***** Information supplied

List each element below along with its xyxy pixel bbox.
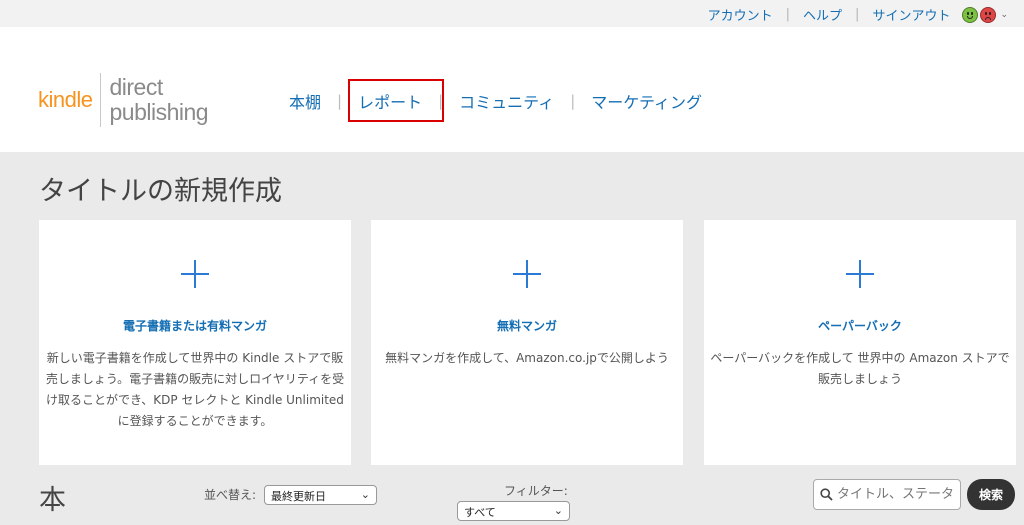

**********
***** Information supplied

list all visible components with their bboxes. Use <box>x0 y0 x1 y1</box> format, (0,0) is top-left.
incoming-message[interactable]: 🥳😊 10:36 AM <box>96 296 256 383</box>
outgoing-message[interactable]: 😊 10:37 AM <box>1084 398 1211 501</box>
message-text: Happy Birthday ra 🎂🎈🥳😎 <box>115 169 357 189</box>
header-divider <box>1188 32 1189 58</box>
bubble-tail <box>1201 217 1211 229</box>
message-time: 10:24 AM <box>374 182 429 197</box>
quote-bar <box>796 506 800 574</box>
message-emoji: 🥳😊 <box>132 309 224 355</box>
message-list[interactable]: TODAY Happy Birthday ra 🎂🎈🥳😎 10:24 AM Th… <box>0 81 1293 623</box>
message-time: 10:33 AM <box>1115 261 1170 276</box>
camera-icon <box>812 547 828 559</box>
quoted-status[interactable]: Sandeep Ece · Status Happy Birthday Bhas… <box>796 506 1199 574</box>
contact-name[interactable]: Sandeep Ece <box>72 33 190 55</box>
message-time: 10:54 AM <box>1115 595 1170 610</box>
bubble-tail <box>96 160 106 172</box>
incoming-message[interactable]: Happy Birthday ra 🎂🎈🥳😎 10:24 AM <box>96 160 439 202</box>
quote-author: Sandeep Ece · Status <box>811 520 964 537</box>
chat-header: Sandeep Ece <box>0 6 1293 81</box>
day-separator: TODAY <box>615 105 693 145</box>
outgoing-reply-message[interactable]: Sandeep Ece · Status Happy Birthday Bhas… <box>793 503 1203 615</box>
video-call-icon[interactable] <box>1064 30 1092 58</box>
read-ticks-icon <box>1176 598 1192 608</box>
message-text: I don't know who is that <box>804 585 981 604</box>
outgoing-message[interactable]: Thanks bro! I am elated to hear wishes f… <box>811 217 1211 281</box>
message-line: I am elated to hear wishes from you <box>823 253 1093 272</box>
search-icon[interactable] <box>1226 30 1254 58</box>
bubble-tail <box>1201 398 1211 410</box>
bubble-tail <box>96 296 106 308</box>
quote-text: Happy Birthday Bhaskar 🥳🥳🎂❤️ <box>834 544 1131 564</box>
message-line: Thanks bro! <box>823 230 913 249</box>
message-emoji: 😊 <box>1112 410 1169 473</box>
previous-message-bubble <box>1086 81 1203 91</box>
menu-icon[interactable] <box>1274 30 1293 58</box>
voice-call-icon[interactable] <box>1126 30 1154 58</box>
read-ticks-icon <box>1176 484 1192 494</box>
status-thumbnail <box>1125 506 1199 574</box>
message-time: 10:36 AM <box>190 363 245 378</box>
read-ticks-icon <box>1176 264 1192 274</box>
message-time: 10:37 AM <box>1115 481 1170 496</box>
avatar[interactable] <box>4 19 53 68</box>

**********

● **Exercise objective**
Locate every line in the items above that contains the word "hear" and copy each of those lines.

● **Correct result**
outgoing-message[interactable]: Thanks bro! I am elated to hear wishes f… <box>811 217 1211 281</box>
message-line: I am elated to hear wishes from you <box>823 253 1093 272</box>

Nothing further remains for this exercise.